Find the line that contains "Enumerate this screenshot's". Copy it and every line after it to the end of the material below, exactly, with no pictures.

**SUPPLIED MATERIAL**
[BEGIN]

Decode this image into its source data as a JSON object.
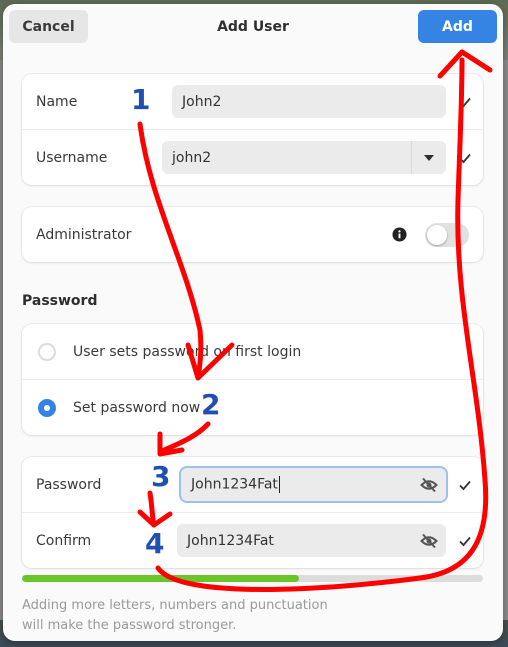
{
  "dialog": {
    "title": "Add User",
    "cancel_label": "Cancel",
    "add_label": "Add",
    "accent_color": "#3584e4"
  },
  "identity": {
    "name_label": "Name",
    "name_value": "John2",
    "username_label": "Username",
    "username_value": "john2"
  },
  "admin": {
    "label": "Administrator",
    "enabled": false
  },
  "password_section": {
    "title": "Password",
    "options": [
      {
        "label": "User sets password on first login",
        "selected": false
      },
      {
        "label": "Set password now",
        "selected": true
      }
    ],
    "password_label": "Password",
    "password_value": "John1234Fat",
    "confirm_label": "Confirm",
    "confirm_value": "John1234Fat",
    "strength_fraction": 0.6,
    "strength_color": "#6ac52a",
    "hint": "Adding more letters, numbers and punctuation will make the password stronger."
  },
  "annotations": {
    "step_numbers": [
      "1",
      "2",
      "3",
      "4"
    ],
    "arrow_color": "#ff0000",
    "number_color": "#1f4fb0"
  }
}
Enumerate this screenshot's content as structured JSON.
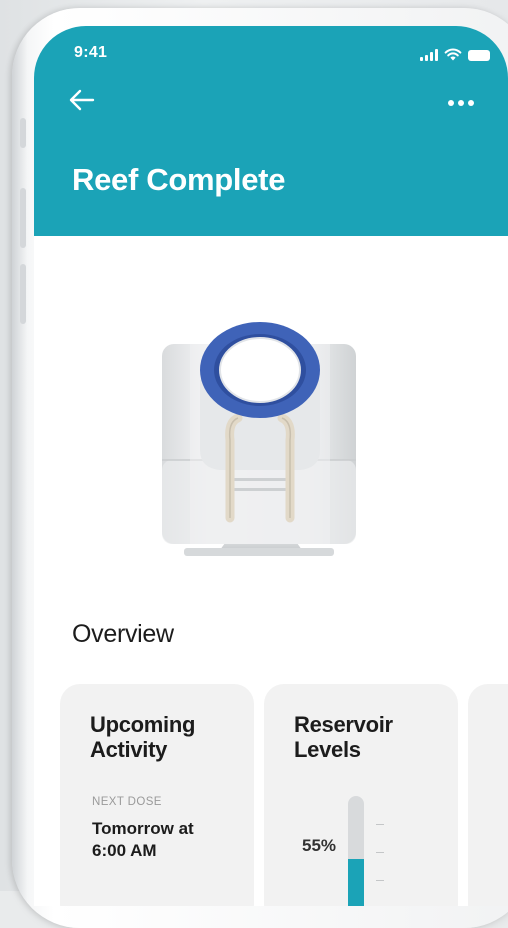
{
  "status_bar": {
    "time": "9:41"
  },
  "header": {
    "title": "Reef Complete"
  },
  "overview": {
    "title": "Overview"
  },
  "cards": {
    "upcoming": {
      "title_line1": "Upcoming",
      "title_line2": "Activity",
      "next_dose_label": "NEXT DOSE",
      "next_dose_line1": "Tomorrow at",
      "next_dose_line2": "6:00 AM"
    },
    "reservoir": {
      "title_line1": "Reservoir",
      "title_line2": "Levels",
      "percent_text": "55%",
      "level": 0.55
    }
  },
  "icons": {
    "back": "arrow-left",
    "more": "ellipsis-horizontal",
    "signal": "cellular-signal",
    "wifi": "wifi",
    "battery": "battery-full"
  },
  "colors": {
    "accent": "#1ba3b7",
    "device_ring": "#3f63b8"
  }
}
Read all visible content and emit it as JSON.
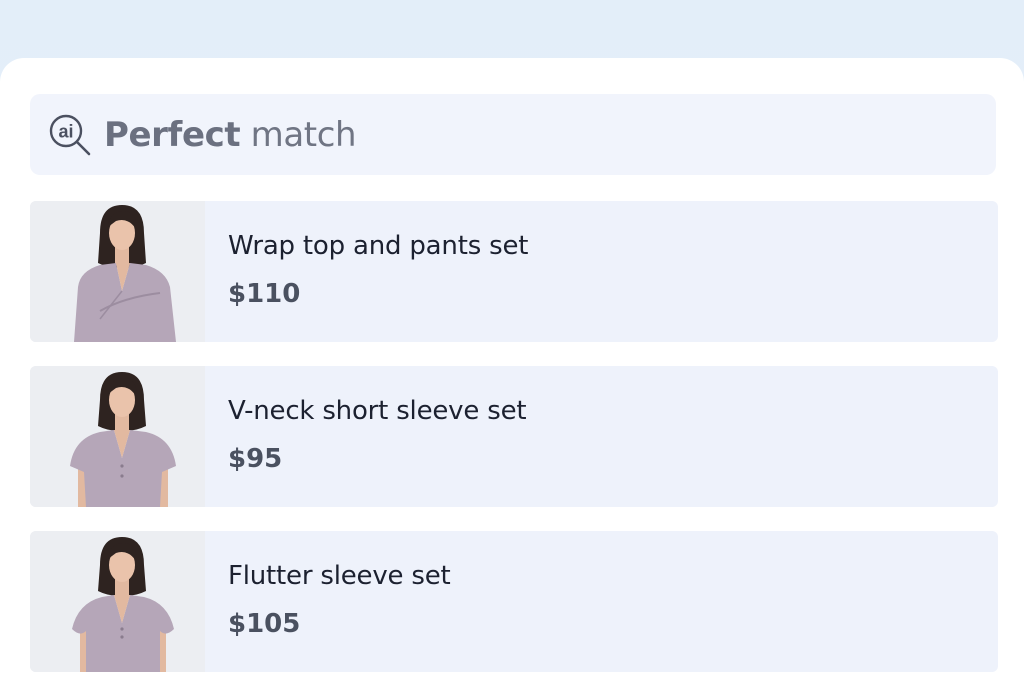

[END]

**EXERCISE RESULT**
Enumerate this screenshot's content as structured JSON.
{
  "status_bar": {
    "time": "9:41"
  },
  "header": {
    "title": "Reef Complete"
  },
  "overview": {
    "title": "Overview"
  },
  "cards": {
    "upcoming": {
      "title_line1": "Upcoming",
      "title_line2": "Activity",
      "next_dose_label": "NEXT DOSE",
      "next_dose_line1": "Tomorrow at",
      "next_dose_line2": "6:00 AM"
    },
    "reservoir": {
      "title_line1": "Reservoir",
      "title_line2": "Levels",
      "percent_text": "55%",
      "level": 0.55
    }
  },
  "icons": {
    "back": "arrow-left",
    "more": "ellipsis-horizontal",
    "signal": "cellular-signal",
    "wifi": "wifi",
    "battery": "battery-full"
  },
  "colors": {
    "accent": "#1ba3b7",
    "device_ring": "#3f63b8"
  }
}
Read all visible content and emit it as JSON.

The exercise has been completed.